[Begin RECORDS SHOWN]

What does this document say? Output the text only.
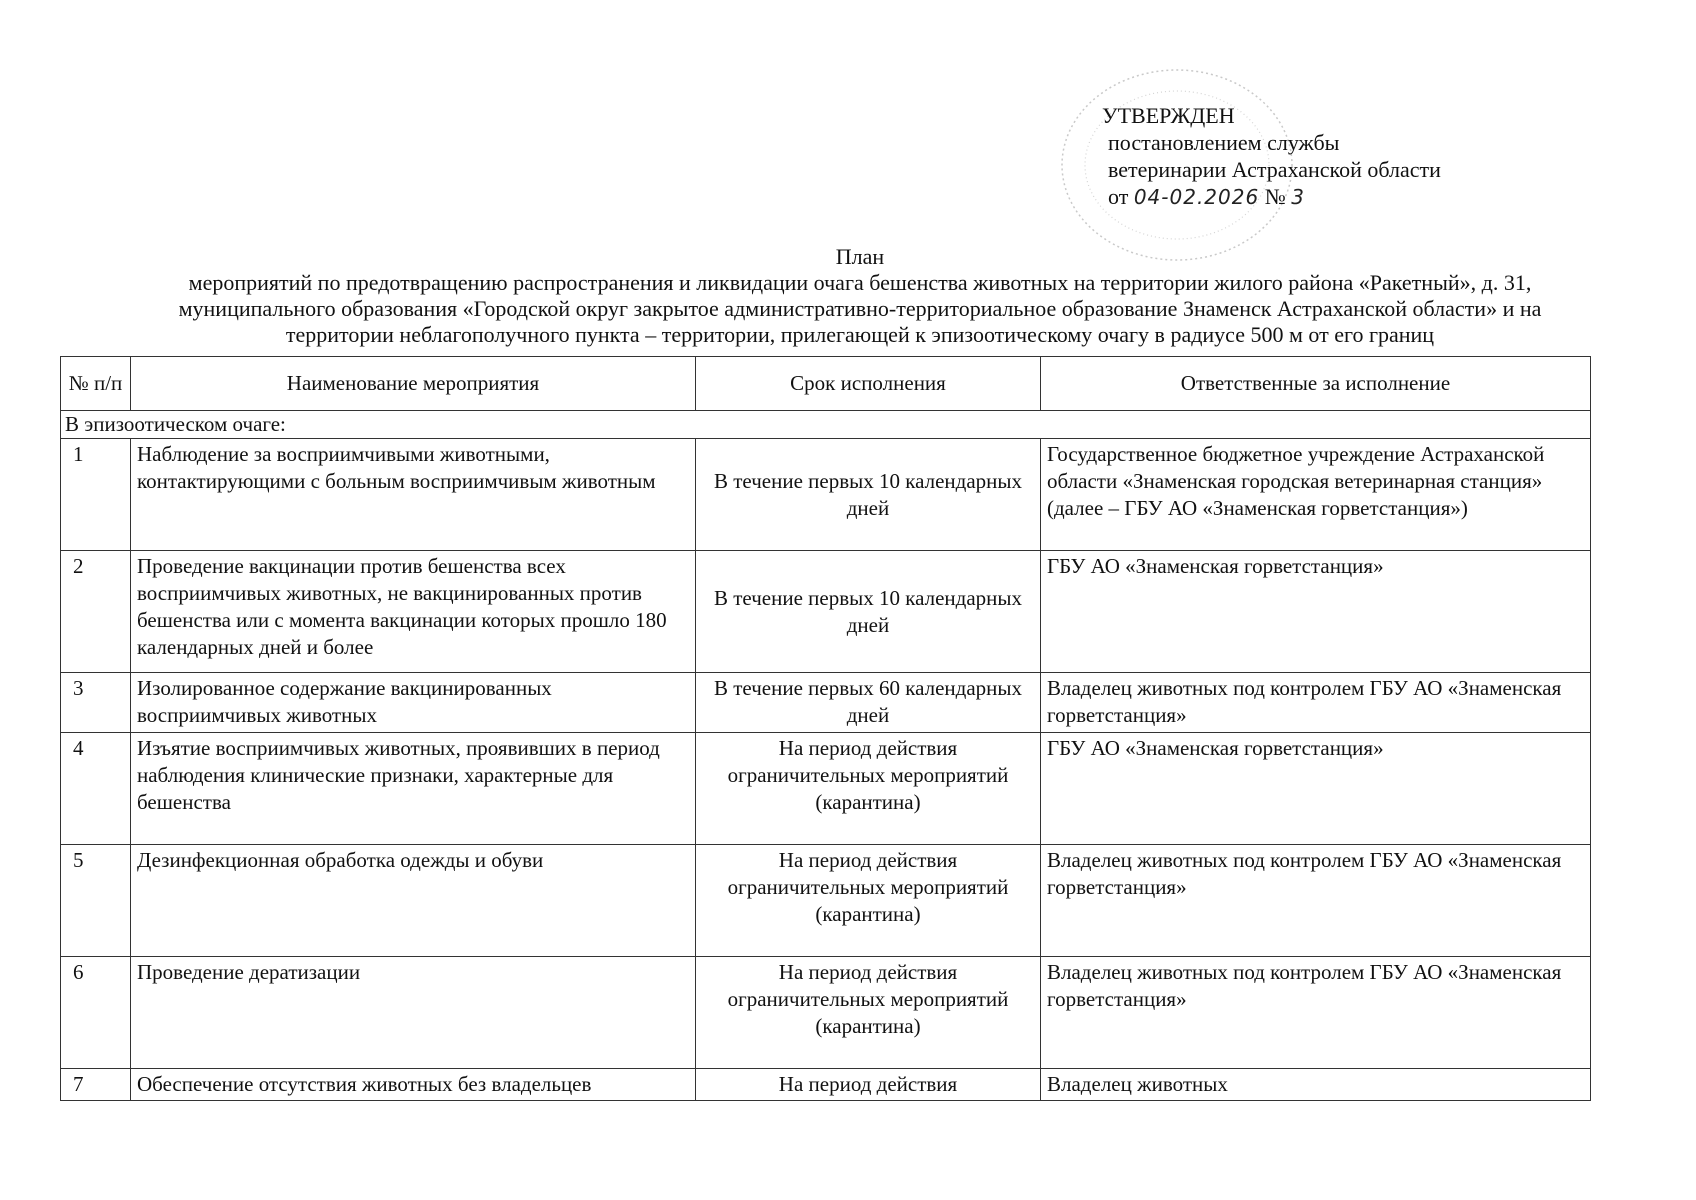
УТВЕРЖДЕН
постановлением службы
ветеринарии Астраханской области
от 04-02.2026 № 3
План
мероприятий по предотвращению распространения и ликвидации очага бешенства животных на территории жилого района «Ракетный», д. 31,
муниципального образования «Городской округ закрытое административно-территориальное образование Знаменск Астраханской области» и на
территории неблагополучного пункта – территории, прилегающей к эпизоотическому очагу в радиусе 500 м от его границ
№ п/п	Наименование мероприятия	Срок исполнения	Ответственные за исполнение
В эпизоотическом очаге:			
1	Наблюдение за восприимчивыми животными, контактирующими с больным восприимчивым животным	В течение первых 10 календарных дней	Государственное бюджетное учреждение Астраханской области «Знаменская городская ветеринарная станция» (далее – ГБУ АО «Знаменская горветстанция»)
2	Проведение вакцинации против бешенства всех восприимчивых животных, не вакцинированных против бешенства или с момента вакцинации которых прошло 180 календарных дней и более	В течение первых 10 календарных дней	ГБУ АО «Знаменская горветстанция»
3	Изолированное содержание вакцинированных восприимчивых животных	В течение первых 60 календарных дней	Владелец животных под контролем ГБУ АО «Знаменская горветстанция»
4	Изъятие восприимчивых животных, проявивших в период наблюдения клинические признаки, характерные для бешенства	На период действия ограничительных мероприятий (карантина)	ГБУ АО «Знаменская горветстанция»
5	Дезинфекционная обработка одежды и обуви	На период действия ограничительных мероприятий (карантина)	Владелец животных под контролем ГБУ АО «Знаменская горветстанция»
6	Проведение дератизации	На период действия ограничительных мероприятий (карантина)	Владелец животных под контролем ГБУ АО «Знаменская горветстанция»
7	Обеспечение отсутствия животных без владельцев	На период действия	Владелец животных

[End RECORDS SHOWN]

* _WRITTEN TASK_:
Print each of the records above exactly as written, leaving no picture in the copy.

* _TASK OUTPUT_:
What does this document say? Output the text only.
УТВЕРЖДЕН
постановлением службы
ветеринарии Астраханской области
от 04-02.2026 № 3
План
мероприятий по предотвращению распространения и ликвидации очага бешенства животных на территории жилого района «Ракетный», д. 31,
муниципального образования «Городской округ закрытое административно-территориальное образование Знаменск Астраханской области» и на
территории неблагополучного пункта – территории, прилегающей к эпизоотическому очагу в радиусе 500 м от его границ
№ п/п	Наименование мероприятия	Срок исполнения	Ответственные за исполнение
В эпизоотическом очаге:			
1	Наблюдение за восприимчивыми животными, контактирующими с больным восприимчивым животным	В течение первых 10 календарных дней	Государственное бюджетное учреждение Астраханской области «Знаменская городская ветеринарная станция» (далее – ГБУ АО «Знаменская горветстанция»)
2	Проведение вакцинации против бешенства всех восприимчивых животных, не вакцинированных против бешенства или с момента вакцинации которых прошло 180 календарных дней и более	В течение первых 10 календарных дней	ГБУ АО «Знаменская горветстанция»
3	Изолированное содержание вакцинированных восприимчивых животных	В течение первых 60 календарных дней	Владелец животных под контролем ГБУ АО «Знаменская горветстанция»
4	Изъятие восприимчивых животных, проявивших в период наблюдения клинические признаки, характерные для бешенства	На период действия ограничительных мероприятий (карантина)	ГБУ АО «Знаменская горветстанция»
5	Дезинфекционная обработка одежды и обуви	На период действия ограничительных мероприятий (карантина)	Владелец животных под контролем ГБУ АО «Знаменская горветстанция»
6	Проведение дератизации	На период действия ограничительных мероприятий (карантина)	Владелец животных под контролем ГБУ АО «Знаменская горветстанция»
7	Обеспечение отсутствия животных без владельцев	На период действия	Владелец животных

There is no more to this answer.